#### GOAL OF THE EXERCISE
Write out all the material exactly. Leave nothing out.

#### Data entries
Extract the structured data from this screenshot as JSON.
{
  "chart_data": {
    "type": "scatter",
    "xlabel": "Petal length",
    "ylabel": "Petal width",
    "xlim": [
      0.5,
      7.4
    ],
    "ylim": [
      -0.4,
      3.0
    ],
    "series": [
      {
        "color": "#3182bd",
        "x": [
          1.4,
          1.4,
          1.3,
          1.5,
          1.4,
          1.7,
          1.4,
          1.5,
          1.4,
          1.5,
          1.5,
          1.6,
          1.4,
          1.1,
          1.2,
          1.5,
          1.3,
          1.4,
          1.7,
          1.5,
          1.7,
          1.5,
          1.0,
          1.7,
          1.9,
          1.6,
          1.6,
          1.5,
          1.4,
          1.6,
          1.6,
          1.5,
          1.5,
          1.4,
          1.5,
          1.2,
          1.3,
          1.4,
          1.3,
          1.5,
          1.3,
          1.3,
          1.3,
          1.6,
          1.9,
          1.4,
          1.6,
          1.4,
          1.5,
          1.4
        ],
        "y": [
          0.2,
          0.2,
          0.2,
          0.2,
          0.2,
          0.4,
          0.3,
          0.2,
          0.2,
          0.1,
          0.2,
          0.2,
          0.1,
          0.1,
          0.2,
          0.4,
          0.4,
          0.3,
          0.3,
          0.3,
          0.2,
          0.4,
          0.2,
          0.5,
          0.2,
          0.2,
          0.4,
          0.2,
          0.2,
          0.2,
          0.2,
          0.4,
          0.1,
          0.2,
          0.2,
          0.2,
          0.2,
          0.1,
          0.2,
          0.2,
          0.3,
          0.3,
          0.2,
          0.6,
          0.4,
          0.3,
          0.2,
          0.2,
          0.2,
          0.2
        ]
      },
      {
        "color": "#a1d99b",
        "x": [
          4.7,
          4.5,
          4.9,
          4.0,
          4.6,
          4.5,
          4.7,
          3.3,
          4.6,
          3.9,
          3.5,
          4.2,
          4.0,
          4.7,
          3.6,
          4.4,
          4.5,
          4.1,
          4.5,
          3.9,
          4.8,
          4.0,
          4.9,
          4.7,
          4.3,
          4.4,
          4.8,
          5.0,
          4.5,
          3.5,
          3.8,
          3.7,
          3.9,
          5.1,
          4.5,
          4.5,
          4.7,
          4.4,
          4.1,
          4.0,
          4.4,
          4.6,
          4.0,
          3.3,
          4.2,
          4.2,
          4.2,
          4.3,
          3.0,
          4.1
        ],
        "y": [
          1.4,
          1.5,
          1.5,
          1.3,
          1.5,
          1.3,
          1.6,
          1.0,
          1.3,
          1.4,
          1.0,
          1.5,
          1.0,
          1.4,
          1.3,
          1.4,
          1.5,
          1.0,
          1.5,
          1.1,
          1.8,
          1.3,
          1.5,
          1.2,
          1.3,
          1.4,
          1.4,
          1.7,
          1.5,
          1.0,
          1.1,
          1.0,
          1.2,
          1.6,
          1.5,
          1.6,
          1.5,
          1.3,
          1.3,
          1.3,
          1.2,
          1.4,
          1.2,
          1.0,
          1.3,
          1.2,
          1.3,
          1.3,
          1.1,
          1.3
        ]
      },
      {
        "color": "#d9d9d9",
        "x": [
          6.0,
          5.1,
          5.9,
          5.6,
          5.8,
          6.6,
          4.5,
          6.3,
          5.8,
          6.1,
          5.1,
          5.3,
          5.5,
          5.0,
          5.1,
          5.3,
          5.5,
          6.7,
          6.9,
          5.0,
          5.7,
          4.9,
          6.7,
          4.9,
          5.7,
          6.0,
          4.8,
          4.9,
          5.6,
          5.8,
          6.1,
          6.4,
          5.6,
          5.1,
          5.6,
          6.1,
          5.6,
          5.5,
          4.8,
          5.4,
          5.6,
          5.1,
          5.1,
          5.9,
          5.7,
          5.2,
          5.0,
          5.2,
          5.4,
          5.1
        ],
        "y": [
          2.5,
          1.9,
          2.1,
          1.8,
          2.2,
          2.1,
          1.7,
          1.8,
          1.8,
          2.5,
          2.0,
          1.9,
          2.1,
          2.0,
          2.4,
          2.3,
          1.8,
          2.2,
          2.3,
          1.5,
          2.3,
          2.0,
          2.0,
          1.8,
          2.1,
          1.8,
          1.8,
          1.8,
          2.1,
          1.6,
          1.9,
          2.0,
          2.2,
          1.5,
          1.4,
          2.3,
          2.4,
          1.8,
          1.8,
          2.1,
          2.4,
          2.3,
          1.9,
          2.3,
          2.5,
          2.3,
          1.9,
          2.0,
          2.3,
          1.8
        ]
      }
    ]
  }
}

#### RESPONSE
Extract the structured data from this screenshot as JSON.
{
  "chart_data": {
    "type": "scatter",
    "xlabel": "Petal length",
    "ylabel": "Petal width",
    "xlim": [
      0.5,
      7.4
    ],
    "ylim": [
      -0.4,
      3.0
    ],
    "series": [
      {
        "color": "#3182bd",
        "x": [
          1.4,
          1.4,
          1.3,
          1.5,
          1.4,
          1.7,
          1.4,
          1.5,
          1.4,
          1.5,
          1.5,
          1.6,
          1.4,
          1.1,
          1.2,
          1.5,
          1.3,
          1.4,
          1.7,
          1.5,
          1.7,
          1.5,
          1.0,
          1.7,
          1.9,
          1.6,
          1.6,
          1.5,
          1.4,
          1.6,
          1.6,
          1.5,
          1.5,
          1.4,
          1.5,
          1.2,
          1.3,
          1.4,
          1.3,
          1.5,
          1.3,
          1.3,
          1.3,
          1.6,
          1.9,
          1.4,
          1.6,
          1.4,
          1.5,
          1.4
        ],
        "y": [
          0.2,
          0.2,
          0.2,
          0.2,
          0.2,
          0.4,
          0.3,
          0.2,
          0.2,
          0.1,
          0.2,
          0.2,
          0.1,
          0.1,
          0.2,
          0.4,
          0.4,
          0.3,
          0.3,
          0.3,
          0.2,
          0.4,
          0.2,
          0.5,
          0.2,
          0.2,
          0.4,
          0.2,
          0.2,
          0.2,
          0.2,
          0.4,
          0.1,
          0.2,
          0.2,
          0.2,
          0.2,
          0.1,
          0.2,
          0.2,
          0.3,
          0.3,
          0.2,
          0.6,
          0.4,
          0.3,
          0.2,
          0.2,
          0.2,
          0.2
        ]
      },
      {
        "color": "#a1d99b",
        "x": [
          4.7,
          4.5,
          4.9,
          4.0,
          4.6,
          4.5,
          4.7,
          3.3,
          4.6,
          3.9,
          3.5,
          4.2,
          4.0,
          4.7,
          3.6,
          4.4,
          4.5,
          4.1,
          4.5,
          3.9,
          4.8,
          4.0,
          4.9,
          4.7,
          4.3,
          4.4,
          4.8,
          5.0,
          4.5,
          3.5,
          3.8,
          3.7,
          3.9,
          5.1,
          4.5,
          4.5,
          4.7,
          4.4,
          4.1,
          4.0,
          4.4,
          4.6,
          4.0,
          3.3,
          4.2,
          4.2,
          4.2,
          4.3,
          3.0,
          4.1
        ],
        "y": [
          1.4,
          1.5,
          1.5,
          1.3,
          1.5,
          1.3,
          1.6,
          1.0,
          1.3,
          1.4,
          1.0,
          1.5,
          1.0,
          1.4,
          1.3,
          1.4,
          1.5,
          1.0,
          1.5,
          1.1,
          1.8,
          1.3,
          1.5,
          1.2,
          1.3,
          1.4,
          1.4,
          1.7,
          1.5,
          1.0,
          1.1,
          1.0,
          1.2,
          1.6,
          1.5,
          1.6,
          1.5,
          1.3,
          1.3,
          1.3,
          1.2,
          1.4,
          1.2,
          1.0,
          1.3,
          1.2,
          1.3,
          1.3,
          1.1,
          1.3
        ]
      },
      {
        "color": "#d9d9d9",
        "x": [
          6.0,
          5.1,
          5.9,
          5.6,
          5.8,
          6.6,
          4.5,
          6.3,
          5.8,
          6.1,
          5.1,
          5.3,
          5.5,
          5.0,
          5.1,
          5.3,
          5.5,
          6.7,
          6.9,
          5.0,
          5.7,
          4.9,
          6.7,
          4.9,
          5.7,
          6.0,
          4.8,
          4.9,
          5.6,
          5.8,
          6.1,
          6.4,
          5.6,
          5.1,
          5.6,
          6.1,
          5.6,
          5.5,
          4.8,
          5.4,
          5.6,
          5.1,
          5.1,
          5.9,
          5.7,
          5.2,
          5.0,
          5.2,
          5.4,
          5.1
        ],
        "y": [
          2.5,
          1.9,
          2.1,
          1.8,
          2.2,
          2.1,
          1.7,
          1.8,
          1.8,
          2.5,
          2.0,
          1.9,
          2.1,
          2.0,
          2.4,
          2.3,
          1.8,
          2.2,
          2.3,
          1.5,
          2.3,
          2.0,
          2.0,
          1.8,
          2.1,
          1.8,
          1.8,
          1.8,
          2.1,
          1.6,
          1.9,
          2.0,
          2.2,
          1.5,
          1.4,
          2.3,
          2.4,
          1.8,
          1.8,
          2.1,
          2.4,
          2.3,
          1.9,
          2.3,
          2.5,
          2.3,
          1.9,
          2.0,
          2.3,
          1.8
        ]
      }
    ]
  }
}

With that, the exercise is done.